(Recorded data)
● ● ● ● ● ● ●

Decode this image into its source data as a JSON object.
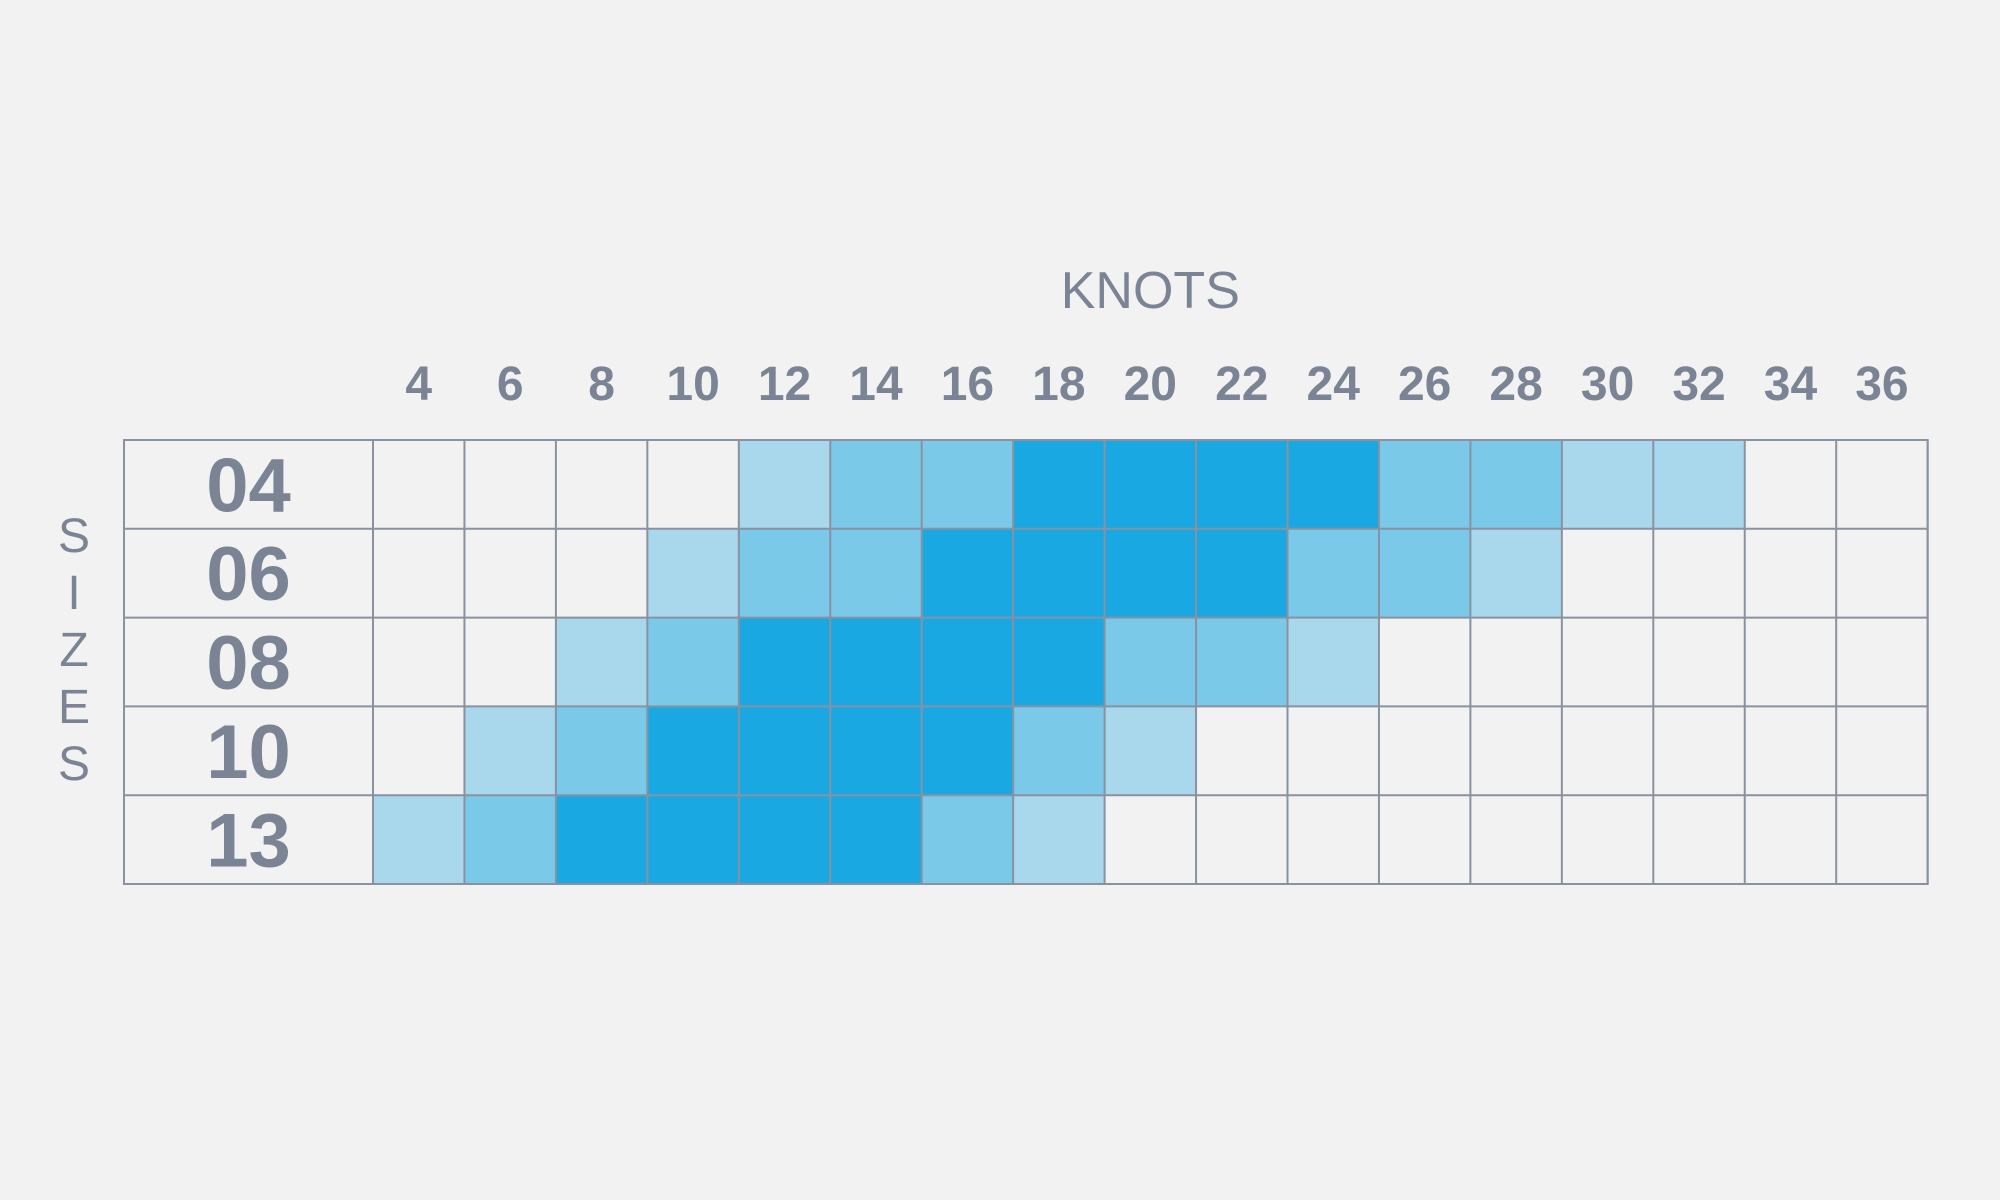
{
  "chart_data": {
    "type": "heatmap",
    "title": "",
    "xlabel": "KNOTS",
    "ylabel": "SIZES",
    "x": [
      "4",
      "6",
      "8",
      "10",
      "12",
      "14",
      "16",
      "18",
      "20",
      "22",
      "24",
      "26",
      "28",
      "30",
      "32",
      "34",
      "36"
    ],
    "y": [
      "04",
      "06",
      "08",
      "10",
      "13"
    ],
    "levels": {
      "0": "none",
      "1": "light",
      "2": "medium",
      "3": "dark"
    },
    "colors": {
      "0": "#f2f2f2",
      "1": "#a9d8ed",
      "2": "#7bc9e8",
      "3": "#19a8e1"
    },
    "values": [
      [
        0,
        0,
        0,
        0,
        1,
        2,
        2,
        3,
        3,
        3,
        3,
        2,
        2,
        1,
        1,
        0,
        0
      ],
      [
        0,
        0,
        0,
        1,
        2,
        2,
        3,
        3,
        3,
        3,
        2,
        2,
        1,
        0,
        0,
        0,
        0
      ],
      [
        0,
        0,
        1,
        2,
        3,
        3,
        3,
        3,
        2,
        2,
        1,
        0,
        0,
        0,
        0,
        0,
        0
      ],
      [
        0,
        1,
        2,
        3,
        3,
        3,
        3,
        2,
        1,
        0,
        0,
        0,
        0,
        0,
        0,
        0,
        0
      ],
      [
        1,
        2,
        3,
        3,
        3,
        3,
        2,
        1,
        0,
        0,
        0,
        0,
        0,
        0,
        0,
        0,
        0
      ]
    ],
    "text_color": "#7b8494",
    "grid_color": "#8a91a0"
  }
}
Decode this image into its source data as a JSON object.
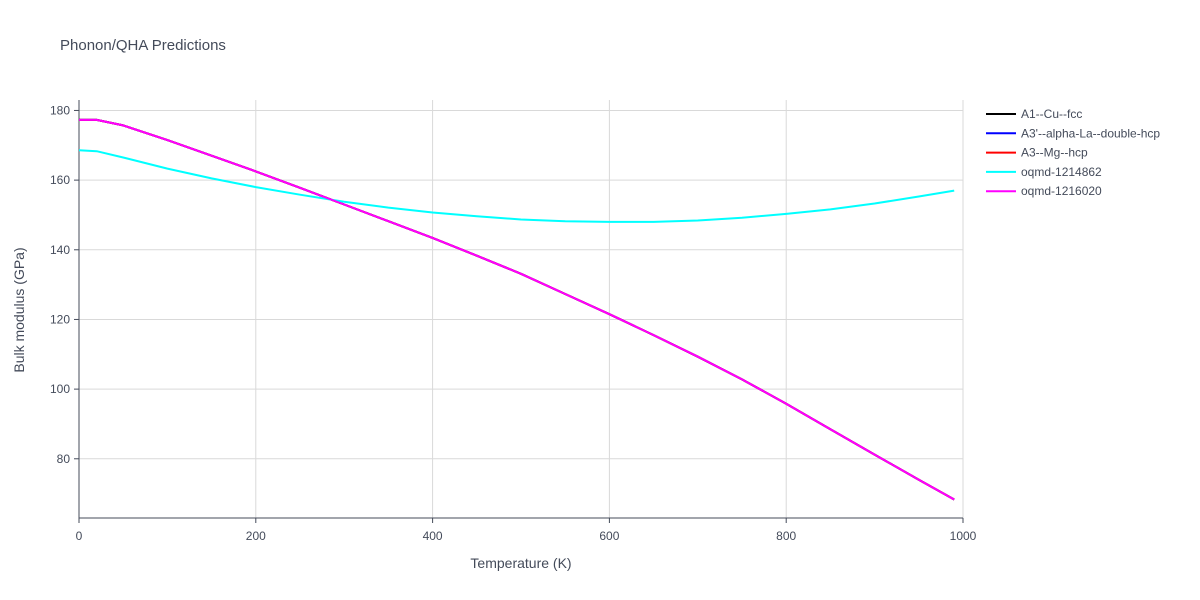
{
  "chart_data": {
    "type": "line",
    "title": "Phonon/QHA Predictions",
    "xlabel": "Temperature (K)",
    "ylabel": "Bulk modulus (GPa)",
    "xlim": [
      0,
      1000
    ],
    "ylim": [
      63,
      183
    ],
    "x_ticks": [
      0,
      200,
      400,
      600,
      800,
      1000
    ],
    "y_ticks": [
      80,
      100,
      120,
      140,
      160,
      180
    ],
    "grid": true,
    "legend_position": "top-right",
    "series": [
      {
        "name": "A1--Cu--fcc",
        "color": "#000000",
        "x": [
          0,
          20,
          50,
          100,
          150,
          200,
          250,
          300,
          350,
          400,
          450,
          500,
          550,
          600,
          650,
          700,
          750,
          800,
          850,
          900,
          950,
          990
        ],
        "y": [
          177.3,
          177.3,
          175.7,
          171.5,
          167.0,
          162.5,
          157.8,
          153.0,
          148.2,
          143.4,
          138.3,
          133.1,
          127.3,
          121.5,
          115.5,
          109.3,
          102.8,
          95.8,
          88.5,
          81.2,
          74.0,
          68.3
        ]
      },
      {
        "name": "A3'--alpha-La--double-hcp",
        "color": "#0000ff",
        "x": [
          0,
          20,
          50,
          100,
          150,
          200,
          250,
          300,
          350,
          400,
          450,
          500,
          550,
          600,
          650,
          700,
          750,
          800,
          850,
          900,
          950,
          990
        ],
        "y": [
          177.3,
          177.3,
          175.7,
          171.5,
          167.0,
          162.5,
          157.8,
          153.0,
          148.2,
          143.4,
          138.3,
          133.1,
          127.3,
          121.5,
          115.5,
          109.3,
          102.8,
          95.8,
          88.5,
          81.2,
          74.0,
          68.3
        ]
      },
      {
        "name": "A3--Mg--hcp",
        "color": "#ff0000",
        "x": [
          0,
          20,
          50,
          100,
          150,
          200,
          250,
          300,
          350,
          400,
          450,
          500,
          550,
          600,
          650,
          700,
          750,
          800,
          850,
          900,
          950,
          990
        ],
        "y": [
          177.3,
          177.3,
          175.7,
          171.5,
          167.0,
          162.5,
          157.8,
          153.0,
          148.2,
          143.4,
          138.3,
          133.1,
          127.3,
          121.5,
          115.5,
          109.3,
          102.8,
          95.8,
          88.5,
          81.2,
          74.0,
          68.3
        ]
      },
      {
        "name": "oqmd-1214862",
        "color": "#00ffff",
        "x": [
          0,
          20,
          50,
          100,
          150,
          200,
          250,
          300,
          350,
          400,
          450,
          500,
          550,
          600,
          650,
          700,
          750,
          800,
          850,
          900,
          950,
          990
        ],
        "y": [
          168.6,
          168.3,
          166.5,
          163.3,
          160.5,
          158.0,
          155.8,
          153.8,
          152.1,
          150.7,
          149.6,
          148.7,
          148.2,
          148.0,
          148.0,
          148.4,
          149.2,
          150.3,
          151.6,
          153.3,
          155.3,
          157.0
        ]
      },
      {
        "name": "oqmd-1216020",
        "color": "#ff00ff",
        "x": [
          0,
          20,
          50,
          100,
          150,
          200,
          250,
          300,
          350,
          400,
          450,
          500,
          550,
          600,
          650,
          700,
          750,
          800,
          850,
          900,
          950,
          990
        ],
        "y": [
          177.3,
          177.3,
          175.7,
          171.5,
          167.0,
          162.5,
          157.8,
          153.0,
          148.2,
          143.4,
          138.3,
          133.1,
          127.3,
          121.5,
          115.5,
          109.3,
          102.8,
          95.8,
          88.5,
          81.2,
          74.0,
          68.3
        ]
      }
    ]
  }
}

● ● ● ● ● ● ●

Verbatim reproduction of every record is required; images are left out.

Decode this image into its source data as a JSON object.
{
  "chart_data": {
    "type": "heatmap",
    "title": "",
    "xlabel": "KNOTS",
    "ylabel": "SIZES",
    "x": [
      "4",
      "6",
      "8",
      "10",
      "12",
      "14",
      "16",
      "18",
      "20",
      "22",
      "24",
      "26",
      "28",
      "30",
      "32",
      "34",
      "36"
    ],
    "y": [
      "04",
      "06",
      "08",
      "10",
      "13"
    ],
    "levels": {
      "0": "none",
      "1": "light",
      "2": "medium",
      "3": "dark"
    },
    "colors": {
      "0": "#f2f2f2",
      "1": "#a9d8ed",
      "2": "#7bc9e8",
      "3": "#19a8e1"
    },
    "values": [
      [
        0,
        0,
        0,
        0,
        1,
        2,
        2,
        3,
        3,
        3,
        3,
        2,
        2,
        1,
        1,
        0,
        0
      ],
      [
        0,
        0,
        0,
        1,
        2,
        2,
        3,
        3,
        3,
        3,
        2,
        2,
        1,
        0,
        0,
        0,
        0
      ],
      [
        0,
        0,
        1,
        2,
        3,
        3,
        3,
        3,
        2,
        2,
        1,
        0,
        0,
        0,
        0,
        0,
        0
      ],
      [
        0,
        1,
        2,
        3,
        3,
        3,
        3,
        2,
        1,
        0,
        0,
        0,
        0,
        0,
        0,
        0,
        0
      ],
      [
        1,
        2,
        3,
        3,
        3,
        3,
        2,
        1,
        0,
        0,
        0,
        0,
        0,
        0,
        0,
        0,
        0
      ]
    ],
    "text_color": "#7b8494",
    "grid_color": "#8a91a0"
  }
}
Decode this image into its source data as a JSON object.
{
  "chart_data": {
    "type": "line",
    "title": "Phonon/QHA Predictions",
    "xlabel": "Temperature (K)",
    "ylabel": "Bulk modulus (GPa)",
    "xlim": [
      0,
      1000
    ],
    "ylim": [
      63,
      183
    ],
    "x_ticks": [
      0,
      200,
      400,
      600,
      800,
      1000
    ],
    "y_ticks": [
      80,
      100,
      120,
      140,
      160,
      180
    ],
    "grid": true,
    "legend_position": "top-right",
    "series": [
      {
        "name": "A1--Cu--fcc",
        "color": "#000000",
        "x": [
          0,
          20,
          50,
          100,
          150,
          200,
          250,
          300,
          350,
          400,
          450,
          500,
          550,
          600,
          650,
          700,
          750,
          800,
          850,
          900,
          950,
          990
        ],
        "y": [
          177.3,
          177.3,
          175.7,
          171.5,
          167.0,
          162.5,
          157.8,
          153.0,
          148.2,
          143.4,
          138.3,
          133.1,
          127.3,
          121.5,
          115.5,
          109.3,
          102.8,
          95.8,
          88.5,
          81.2,
          74.0,
          68.3
        ]
      },
      {
        "name": "A3'--alpha-La--double-hcp",
        "color": "#0000ff",
        "x": [
          0,
          20,
          50,
          100,
          150,
          200,
          250,
          300,
          350,
          400,
          450,
          500,
          550,
          600,
          650,
          700,
          750,
          800,
          850,
          900,
          950,
          990
        ],
        "y": [
          177.3,
          177.3,
          175.7,
          171.5,
          167.0,
          162.5,
          157.8,
          153.0,
          148.2,
          143.4,
          138.3,
          133.1,
          127.3,
          121.5,
          115.5,
          109.3,
          102.8,
          95.8,
          88.5,
          81.2,
          74.0,
          68.3
        ]
      },
      {
        "name": "A3--Mg--hcp",
        "color": "#ff0000",
        "x": [
          0,
          20,
          50,
          100,
          150,
          200,
          250,
          300,
          350,
          400,
          450,
          500,
          550,
          600,
          650,
          700,
          750,
          800,
          850,
          900,
          950,
          990
        ],
        "y": [
          177.3,
          177.3,
          175.7,
          171.5,
          167.0,
          162.5,
          157.8,
          153.0,
          148.2,
          143.4,
          138.3,
          133.1,
          127.3,
          121.5,
          115.5,
          109.3,
          102.8,
          95.8,
          88.5,
          81.2,
          74.0,
          68.3
        ]
      },
      {
        "name": "oqmd-1214862",
        "color": "#00ffff",
        "x": [
          0,
          20,
          50,
          100,
          150,
          200,
          250,
          300,
          350,
          400,
          450,
          500,
          550,
          600,
          650,
          700,
          750,
          800,
          850,
          900,
          950,
          990
        ],
        "y": [
          168.6,
          168.3,
          166.5,
          163.3,
          160.5,
          158.0,
          155.8,
          153.8,
          152.1,
          150.7,
          149.6,
          148.7,
          148.2,
          148.0,
          148.0,
          148.4,
          149.2,
          150.3,
          151.6,
          153.3,
          155.3,
          157.0
        ]
      },
      {
        "name": "oqmd-1216020",
        "color": "#ff00ff",
        "x": [
          0,
          20,
          50,
          100,
          150,
          200,
          250,
          300,
          350,
          400,
          450,
          500,
          550,
          600,
          650,
          700,
          750,
          800,
          850,
          900,
          950,
          990
        ],
        "y": [
          177.3,
          177.3,
          175.7,
          171.5,
          167.0,
          162.5,
          157.8,
          153.0,
          148.2,
          143.4,
          138.3,
          133.1,
          127.3,
          121.5,
          115.5,
          109.3,
          102.8,
          95.8,
          88.5,
          81.2,
          74.0,
          68.3
        ]
      }
    ]
  }
}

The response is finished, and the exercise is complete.